WHAT THE TASK REQUIRES: All lines in which the word "часто" occurs are to be extracted.
--- THE DATA ---
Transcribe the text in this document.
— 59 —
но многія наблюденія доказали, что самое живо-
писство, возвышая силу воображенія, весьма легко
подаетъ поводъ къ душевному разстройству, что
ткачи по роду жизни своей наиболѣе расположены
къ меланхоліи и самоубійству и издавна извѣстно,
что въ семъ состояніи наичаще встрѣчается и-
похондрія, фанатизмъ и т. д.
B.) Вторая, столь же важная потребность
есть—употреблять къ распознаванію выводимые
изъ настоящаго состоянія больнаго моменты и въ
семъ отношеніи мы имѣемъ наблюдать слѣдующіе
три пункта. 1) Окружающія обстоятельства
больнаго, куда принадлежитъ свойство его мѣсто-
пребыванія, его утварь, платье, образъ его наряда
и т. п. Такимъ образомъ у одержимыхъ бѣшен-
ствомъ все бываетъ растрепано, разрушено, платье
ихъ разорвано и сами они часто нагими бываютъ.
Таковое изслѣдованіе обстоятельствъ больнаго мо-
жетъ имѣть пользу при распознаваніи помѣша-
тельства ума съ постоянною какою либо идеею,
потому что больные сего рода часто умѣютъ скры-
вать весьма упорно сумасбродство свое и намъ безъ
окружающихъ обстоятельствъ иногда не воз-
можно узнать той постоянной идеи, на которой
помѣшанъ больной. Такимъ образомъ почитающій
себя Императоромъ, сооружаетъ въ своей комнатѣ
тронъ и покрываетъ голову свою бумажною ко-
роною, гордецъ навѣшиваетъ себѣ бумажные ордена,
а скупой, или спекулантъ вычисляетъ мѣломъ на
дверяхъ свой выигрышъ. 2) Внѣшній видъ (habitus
---
--- THE DATA ---
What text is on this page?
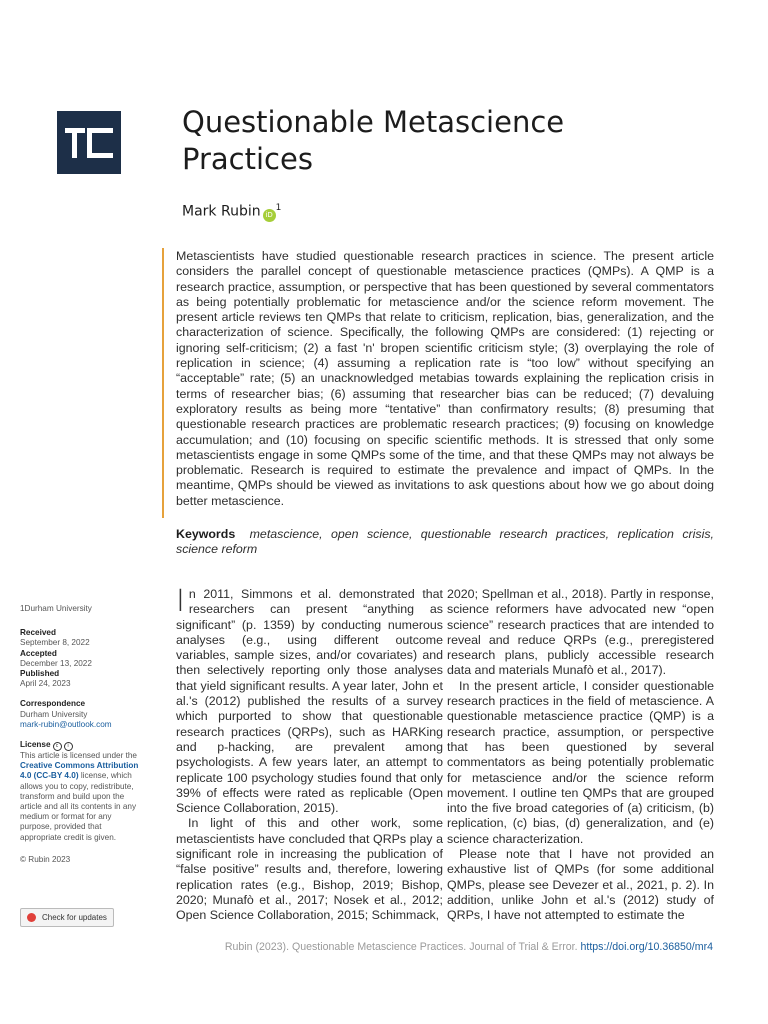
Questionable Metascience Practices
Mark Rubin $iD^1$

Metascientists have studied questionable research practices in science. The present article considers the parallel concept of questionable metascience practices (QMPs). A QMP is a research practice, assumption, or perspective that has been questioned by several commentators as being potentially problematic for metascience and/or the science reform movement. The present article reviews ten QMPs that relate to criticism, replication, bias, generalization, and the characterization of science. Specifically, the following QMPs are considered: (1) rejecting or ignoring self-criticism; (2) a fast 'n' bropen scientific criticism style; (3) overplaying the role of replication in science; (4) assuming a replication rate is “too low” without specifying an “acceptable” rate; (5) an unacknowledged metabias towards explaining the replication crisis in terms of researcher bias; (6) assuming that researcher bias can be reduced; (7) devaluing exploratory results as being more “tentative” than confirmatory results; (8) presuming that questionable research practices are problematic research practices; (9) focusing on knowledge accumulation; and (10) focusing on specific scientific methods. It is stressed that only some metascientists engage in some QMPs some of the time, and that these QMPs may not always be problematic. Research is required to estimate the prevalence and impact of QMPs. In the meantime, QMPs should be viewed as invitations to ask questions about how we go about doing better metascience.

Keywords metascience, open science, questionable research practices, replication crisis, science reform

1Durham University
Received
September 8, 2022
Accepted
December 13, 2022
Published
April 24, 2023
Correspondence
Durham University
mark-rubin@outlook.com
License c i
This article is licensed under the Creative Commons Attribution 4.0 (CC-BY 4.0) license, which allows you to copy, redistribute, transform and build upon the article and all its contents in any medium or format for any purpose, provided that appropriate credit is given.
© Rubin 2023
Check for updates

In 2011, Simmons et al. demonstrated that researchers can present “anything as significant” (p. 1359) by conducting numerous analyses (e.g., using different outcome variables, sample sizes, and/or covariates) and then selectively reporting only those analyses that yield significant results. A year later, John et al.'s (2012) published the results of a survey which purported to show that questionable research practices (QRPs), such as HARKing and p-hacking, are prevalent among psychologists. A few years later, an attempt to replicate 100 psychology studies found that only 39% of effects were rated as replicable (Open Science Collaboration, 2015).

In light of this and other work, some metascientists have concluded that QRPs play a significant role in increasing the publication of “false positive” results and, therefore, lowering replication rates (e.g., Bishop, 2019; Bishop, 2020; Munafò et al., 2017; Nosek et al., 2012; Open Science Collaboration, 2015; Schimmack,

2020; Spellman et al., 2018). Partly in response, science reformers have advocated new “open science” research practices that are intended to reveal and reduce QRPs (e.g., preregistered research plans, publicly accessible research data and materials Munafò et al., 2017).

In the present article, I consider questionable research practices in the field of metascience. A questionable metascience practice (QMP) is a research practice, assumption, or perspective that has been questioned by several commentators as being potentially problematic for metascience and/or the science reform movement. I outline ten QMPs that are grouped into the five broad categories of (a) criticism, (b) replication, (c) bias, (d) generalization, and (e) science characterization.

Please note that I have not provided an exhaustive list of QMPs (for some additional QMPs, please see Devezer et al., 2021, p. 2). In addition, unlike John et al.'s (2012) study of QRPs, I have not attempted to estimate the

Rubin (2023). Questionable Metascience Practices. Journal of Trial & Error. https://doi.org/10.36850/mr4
---
TASK OUTPUT:
ихъ разорвано и сами они часто нагими бываютъ.
потому что больные сего рода часто умѣютъ скры-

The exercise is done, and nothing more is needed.